Recorded data:
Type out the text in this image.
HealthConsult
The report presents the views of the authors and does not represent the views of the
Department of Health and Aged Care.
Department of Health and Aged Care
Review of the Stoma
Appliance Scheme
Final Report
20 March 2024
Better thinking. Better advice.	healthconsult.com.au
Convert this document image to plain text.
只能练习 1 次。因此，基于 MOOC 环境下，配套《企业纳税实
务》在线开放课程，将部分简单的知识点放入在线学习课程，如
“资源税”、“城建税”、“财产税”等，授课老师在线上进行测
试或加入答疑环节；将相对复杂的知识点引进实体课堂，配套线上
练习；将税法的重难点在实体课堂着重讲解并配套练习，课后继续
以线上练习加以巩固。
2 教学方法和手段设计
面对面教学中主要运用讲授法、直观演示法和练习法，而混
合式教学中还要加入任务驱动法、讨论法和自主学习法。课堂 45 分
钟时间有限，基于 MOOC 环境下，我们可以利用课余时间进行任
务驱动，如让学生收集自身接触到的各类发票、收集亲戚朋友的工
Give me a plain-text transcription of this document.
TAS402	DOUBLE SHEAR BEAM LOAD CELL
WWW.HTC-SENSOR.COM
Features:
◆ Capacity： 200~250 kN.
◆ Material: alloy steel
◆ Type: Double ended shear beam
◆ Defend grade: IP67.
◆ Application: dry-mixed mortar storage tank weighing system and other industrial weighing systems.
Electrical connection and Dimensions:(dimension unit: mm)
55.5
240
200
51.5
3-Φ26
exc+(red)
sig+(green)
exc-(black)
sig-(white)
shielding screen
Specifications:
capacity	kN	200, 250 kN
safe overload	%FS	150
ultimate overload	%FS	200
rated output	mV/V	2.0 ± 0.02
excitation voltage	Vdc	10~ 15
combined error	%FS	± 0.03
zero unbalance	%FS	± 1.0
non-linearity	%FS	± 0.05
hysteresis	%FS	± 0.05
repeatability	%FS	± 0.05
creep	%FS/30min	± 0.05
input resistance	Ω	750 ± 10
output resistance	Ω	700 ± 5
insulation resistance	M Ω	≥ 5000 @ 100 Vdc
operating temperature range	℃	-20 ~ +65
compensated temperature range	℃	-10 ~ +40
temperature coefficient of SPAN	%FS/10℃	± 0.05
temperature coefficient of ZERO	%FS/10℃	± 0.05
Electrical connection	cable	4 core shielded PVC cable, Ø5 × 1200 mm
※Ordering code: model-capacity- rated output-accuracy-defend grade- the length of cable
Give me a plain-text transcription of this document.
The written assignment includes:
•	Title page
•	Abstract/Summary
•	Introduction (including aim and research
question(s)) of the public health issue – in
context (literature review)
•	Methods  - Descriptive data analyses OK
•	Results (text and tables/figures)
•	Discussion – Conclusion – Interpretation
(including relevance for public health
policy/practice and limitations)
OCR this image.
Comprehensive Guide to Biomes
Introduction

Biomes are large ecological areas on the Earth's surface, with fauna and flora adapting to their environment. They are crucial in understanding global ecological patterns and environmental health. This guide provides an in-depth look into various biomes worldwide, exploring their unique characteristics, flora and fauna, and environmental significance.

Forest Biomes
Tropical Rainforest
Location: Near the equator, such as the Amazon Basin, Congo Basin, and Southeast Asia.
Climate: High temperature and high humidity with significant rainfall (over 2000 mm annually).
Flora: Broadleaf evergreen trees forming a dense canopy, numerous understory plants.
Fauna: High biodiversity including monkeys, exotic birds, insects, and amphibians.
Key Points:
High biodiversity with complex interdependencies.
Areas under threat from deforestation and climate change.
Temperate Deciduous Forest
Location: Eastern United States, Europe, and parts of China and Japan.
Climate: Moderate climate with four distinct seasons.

(JOB): Give an exact copy of all the data shown above.

(SOLUTION TO THIS PROBLEM):
Type out the text in this image.
HealthConsult
The report presents the views of the authors and does not represent the views of the
Department of Health and Aged Care.
Department of Health and Aged Care
Review of the Stoma
Appliance Scheme
Final Report
20 March 2024
Better thinking. Better advice.	healthconsult.com.au
Convert this document image to plain text.
只能练习 1 次。因此，基于 MOOC 环境下，配套《企业纳税实
务》在线开放课程，将部分简单的知识点放入在线学习课程，如
“资源税”、“城建税”、“财产税”等，授课老师在线上进行测
试或加入答疑环节；将相对复杂的知识点引进实体课堂，配套线上
练习；将税法的重难点在实体课堂着重讲解并配套练习，课后继续
以线上练习加以巩固。
2 教学方法和手段设计
面对面教学中主要运用讲授法、直观演示法和练习法，而混
合式教学中还要加入任务驱动法、讨论法和自主学习法。课堂 45 分
钟时间有限，基于 MOOC 环境下，我们可以利用课余时间进行任
务驱动，如让学生收集自身接触到的各类发票、收集亲戚朋友的工
Give me a plain-text transcription of this document.
TAS402	DOUBLE SHEAR BEAM LOAD CELL
WWW.HTC-SENSOR.COM
Features:
◆ Capacity： 200~250 kN.
◆ Material: alloy steel
◆ Type: Double ended shear beam
◆ Defend grade: IP67.
◆ Application: dry-mixed mortar storage tank weighing system and other industrial weighing systems.
Electrical connection and Dimensions:(dimension unit: mm)
55.5
240
200
51.5
3-Φ26
exc+(red)
sig+(green)
exc-(black)
sig-(white)
shielding screen
Specifications:
capacity	kN	200, 250 kN
safe overload	%FS	150
ultimate overload	%FS	200
rated output	mV/V	2.0 ± 0.02
excitation voltage	Vdc	10~ 15
combined error	%FS	± 0.03
zero unbalance	%FS	± 1.0
non-linearity	%FS	± 0.05
hysteresis	%FS	± 0.05
repeatability	%FS	± 0.05
creep	%FS/30min	± 0.05
input resistance	Ω	750 ± 10
output resistance	Ω	700 ± 5
insulation resistance	M Ω	≥ 5000 @ 100 Vdc
operating temperature range	℃	-20 ~ +65
compensated temperature range	℃	-10 ~ +40
temperature coefficient of SPAN	%FS/10℃	± 0.05
temperature coefficient of ZERO	%FS/10℃	± 0.05
Electrical connection	cable	4 core shielded PVC cable, Ø5 × 1200 mm
※Ordering code: model-capacity- rated output-accuracy-defend grade- the length of cable
Give me a plain-text transcription of this document.
The written assignment includes:
•	Title page
•	Abstract/Summary
•	Introduction (including aim and research
question(s)) of the public health issue – in
context (literature review)
•	Methods  - Descriptive data analyses OK
•	Results (text and tables/figures)
•	Discussion – Conclusion – Interpretation
(including relevance for public health
policy/practice and limitations)
OCR this image.
Comprehensive Guide to Biomes
Introduction

Biomes are large ecological areas on the Earth's surface, with fauna and flora adapting to their environment. They are crucial in understanding global ecological patterns and environmental health. This guide provides an in-depth look into various biomes worldwide, exploring their unique characteristics, flora and fauna, and environmental significance.

Forest Biomes
Tropical Rainforest
Location: Near the equator, such as the Amazon Basin, Congo Basin, and Southeast Asia.
Climate: High temperature and high humidity with significant rainfall (over 2000 mm annually).
Flora: Broadleaf evergreen trees forming a dense canopy, numerous understory plants.
Fauna: High biodiversity including monkeys, exotic birds, insects, and amphibians.
Key Points:
High biodiversity with complex interdependencies.
Areas under threat from deforestation and climate change.
Temperate Deciduous Forest
Location: Eastern United States, Europe, and parts of China and Japan.
Climate: Moderate climate with four distinct seasons.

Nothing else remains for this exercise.